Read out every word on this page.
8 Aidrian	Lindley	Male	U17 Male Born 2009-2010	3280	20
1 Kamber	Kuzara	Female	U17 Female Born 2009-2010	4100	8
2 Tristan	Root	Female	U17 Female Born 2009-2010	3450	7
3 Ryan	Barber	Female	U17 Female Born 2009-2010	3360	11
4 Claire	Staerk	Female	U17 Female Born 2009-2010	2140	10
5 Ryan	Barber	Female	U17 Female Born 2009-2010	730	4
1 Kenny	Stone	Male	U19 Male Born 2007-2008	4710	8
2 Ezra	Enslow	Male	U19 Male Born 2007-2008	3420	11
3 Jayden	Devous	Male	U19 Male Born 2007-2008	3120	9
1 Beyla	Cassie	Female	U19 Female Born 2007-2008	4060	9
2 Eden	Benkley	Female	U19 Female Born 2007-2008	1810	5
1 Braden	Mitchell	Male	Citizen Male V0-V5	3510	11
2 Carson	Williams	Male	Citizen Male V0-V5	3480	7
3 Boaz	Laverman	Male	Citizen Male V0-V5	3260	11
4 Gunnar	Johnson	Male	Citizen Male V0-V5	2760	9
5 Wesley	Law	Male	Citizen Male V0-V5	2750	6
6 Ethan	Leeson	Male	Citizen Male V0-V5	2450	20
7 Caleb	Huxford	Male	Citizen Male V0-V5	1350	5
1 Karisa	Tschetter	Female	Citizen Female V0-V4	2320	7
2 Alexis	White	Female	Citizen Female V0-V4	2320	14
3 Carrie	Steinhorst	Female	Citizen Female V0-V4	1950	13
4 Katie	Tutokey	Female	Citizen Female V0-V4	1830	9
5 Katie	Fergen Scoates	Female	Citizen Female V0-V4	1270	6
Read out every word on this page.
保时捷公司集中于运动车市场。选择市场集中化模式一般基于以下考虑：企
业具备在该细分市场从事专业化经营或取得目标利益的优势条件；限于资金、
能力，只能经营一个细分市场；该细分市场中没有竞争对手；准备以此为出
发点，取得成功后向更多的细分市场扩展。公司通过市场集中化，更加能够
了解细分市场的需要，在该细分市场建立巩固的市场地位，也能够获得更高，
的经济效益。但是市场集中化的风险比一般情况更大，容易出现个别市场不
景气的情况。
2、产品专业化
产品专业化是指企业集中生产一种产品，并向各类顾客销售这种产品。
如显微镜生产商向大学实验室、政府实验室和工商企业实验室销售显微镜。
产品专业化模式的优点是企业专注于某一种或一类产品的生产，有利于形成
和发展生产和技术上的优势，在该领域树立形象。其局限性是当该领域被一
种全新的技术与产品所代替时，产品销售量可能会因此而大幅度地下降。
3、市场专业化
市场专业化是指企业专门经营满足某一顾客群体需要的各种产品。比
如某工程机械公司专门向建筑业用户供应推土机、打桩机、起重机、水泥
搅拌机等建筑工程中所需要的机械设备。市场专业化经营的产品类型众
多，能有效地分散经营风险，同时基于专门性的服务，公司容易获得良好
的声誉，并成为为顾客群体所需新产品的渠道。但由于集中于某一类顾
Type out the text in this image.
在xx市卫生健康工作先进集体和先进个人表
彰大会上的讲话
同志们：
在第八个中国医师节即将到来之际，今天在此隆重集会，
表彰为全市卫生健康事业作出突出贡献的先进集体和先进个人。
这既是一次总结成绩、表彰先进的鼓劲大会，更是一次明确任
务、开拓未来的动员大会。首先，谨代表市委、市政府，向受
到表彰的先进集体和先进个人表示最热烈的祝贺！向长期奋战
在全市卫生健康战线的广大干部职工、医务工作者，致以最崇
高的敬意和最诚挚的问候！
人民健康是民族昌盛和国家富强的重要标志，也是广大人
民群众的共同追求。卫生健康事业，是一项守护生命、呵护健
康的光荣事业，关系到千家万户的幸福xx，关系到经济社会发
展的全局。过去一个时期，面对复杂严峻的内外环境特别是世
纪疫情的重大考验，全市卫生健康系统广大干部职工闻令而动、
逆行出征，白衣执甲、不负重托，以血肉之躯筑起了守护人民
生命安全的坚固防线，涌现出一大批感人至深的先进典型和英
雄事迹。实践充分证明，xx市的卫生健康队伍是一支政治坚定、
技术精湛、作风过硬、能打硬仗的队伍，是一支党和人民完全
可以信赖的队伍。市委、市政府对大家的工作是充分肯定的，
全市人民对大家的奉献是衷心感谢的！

☆ ☆ ☆ ☆ ☆

**What you are asked to do**
Look through the entries above; copy each line where the string "Barber" appears.

**Reply**
3 Ryan	Barber	Female	U17 Female Born 2009-2010	3360	11
5 Ryan	Barber	Female	U17 Female Born 2009-2010	730	4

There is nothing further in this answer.